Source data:
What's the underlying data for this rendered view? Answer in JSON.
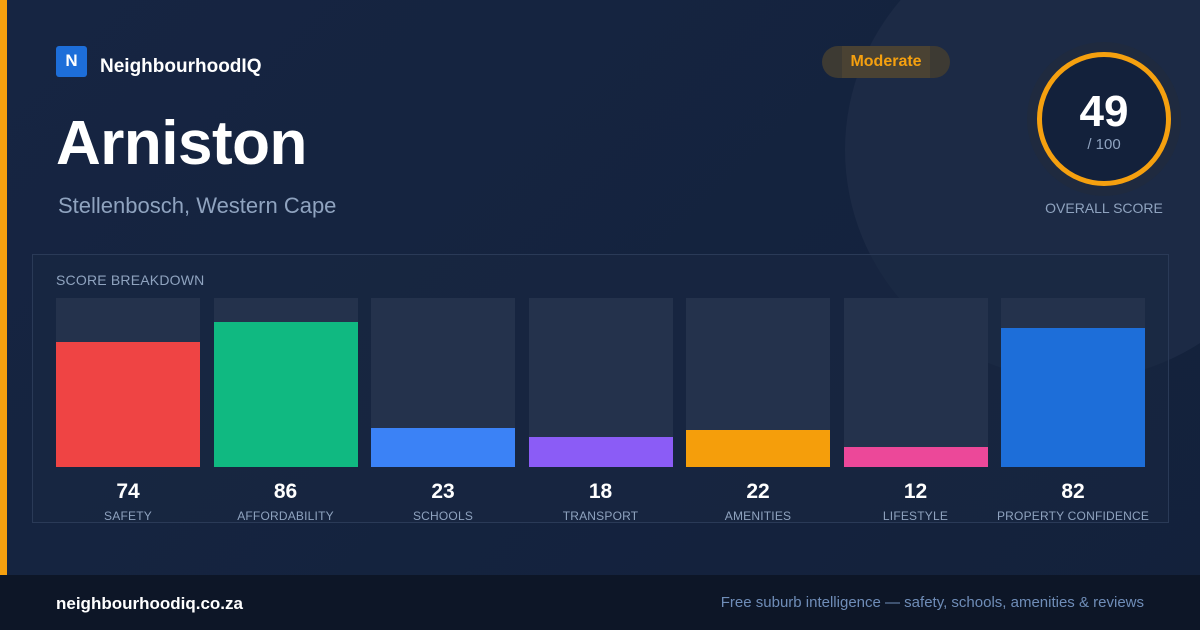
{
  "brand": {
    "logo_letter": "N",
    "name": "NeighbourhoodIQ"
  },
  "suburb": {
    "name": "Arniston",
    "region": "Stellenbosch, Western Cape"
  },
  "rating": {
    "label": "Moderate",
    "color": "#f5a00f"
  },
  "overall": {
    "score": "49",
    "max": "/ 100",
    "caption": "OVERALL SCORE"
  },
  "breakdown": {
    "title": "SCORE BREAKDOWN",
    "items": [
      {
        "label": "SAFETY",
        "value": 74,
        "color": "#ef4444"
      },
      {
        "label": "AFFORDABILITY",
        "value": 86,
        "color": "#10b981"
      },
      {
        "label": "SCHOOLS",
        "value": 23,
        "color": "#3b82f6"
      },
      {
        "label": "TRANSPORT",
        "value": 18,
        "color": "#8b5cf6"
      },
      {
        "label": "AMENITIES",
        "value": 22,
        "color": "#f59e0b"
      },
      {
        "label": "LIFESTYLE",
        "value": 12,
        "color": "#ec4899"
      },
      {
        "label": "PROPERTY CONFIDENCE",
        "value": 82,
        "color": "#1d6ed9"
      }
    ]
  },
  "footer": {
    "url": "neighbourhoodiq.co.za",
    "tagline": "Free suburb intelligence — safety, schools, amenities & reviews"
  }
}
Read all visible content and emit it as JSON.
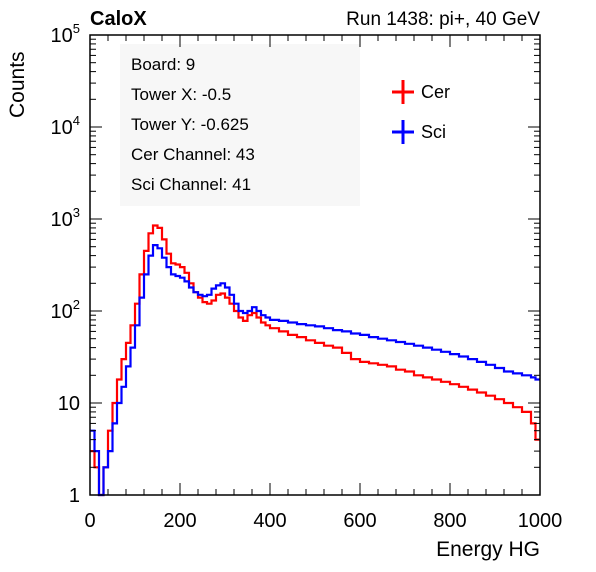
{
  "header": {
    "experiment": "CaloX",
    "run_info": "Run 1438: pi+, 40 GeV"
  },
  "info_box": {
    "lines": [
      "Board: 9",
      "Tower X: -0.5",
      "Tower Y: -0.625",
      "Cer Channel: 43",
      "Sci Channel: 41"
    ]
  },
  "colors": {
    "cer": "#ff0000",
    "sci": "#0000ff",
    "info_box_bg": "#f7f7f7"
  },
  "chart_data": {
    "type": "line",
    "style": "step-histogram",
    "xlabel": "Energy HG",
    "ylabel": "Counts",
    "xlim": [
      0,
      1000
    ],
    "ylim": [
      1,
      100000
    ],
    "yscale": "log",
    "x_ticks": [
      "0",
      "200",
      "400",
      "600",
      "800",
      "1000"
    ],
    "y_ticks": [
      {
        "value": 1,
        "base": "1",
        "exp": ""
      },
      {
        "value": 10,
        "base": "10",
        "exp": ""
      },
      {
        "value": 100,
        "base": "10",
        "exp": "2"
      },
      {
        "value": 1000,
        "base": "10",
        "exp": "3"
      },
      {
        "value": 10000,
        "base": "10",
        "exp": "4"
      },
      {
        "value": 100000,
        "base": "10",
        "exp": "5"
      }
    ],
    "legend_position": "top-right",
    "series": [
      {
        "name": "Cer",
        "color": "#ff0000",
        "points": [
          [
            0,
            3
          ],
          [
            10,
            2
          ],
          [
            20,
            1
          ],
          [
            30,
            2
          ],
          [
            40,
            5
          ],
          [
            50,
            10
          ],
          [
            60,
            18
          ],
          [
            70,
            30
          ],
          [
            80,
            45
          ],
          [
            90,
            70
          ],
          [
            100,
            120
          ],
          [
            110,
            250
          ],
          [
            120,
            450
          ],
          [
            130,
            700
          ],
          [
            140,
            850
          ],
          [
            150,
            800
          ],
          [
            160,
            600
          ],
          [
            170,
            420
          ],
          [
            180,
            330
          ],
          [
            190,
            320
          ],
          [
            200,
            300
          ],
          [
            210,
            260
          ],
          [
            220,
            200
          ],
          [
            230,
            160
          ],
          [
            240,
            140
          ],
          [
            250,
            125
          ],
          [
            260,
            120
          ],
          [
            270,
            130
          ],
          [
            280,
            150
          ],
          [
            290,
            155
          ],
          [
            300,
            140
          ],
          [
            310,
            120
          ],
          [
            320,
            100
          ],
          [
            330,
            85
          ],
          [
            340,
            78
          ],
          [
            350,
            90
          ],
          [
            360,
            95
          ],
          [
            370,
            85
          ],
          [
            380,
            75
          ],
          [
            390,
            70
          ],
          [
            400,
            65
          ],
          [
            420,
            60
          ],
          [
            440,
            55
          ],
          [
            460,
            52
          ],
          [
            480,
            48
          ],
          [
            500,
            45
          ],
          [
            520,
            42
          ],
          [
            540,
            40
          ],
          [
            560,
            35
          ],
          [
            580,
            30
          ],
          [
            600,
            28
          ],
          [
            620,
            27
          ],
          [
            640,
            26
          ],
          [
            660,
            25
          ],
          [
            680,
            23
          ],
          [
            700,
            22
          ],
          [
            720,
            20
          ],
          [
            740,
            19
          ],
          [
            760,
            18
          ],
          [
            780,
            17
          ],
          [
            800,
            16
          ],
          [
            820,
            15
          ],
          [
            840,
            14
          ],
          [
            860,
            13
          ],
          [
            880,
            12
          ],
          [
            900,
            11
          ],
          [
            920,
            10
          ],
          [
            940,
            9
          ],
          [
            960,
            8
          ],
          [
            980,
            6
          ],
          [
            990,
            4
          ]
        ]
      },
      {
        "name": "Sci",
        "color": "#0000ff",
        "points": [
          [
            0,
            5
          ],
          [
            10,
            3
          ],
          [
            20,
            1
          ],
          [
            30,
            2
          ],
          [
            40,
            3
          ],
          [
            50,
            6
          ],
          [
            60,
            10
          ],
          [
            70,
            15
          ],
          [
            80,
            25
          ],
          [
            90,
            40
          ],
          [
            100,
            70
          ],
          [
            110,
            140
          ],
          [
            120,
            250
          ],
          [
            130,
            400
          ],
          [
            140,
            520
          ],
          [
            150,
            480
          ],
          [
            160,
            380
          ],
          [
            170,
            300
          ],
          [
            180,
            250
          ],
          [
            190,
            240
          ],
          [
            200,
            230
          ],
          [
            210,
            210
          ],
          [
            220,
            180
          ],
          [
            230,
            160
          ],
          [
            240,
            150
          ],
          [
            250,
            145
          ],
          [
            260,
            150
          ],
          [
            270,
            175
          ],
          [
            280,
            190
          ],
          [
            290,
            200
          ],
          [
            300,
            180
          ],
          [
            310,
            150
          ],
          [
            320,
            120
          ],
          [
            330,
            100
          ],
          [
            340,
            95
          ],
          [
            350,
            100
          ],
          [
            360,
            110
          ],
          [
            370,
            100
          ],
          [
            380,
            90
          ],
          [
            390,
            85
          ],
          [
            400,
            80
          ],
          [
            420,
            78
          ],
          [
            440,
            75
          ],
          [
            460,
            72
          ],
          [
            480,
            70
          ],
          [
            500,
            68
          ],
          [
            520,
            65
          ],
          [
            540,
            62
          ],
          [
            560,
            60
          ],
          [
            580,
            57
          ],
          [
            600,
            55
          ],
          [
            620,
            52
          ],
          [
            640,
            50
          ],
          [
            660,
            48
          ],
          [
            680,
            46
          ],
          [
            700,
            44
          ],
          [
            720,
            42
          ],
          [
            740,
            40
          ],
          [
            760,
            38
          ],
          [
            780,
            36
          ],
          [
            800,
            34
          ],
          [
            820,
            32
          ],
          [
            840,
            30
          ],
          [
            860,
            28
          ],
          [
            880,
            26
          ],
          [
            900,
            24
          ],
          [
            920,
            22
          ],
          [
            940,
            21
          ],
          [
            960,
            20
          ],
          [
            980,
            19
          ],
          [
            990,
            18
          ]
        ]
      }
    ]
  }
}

Directions for this task> State how many lines of the listing include the word "name". Reply with the number alone.

Finished task> 4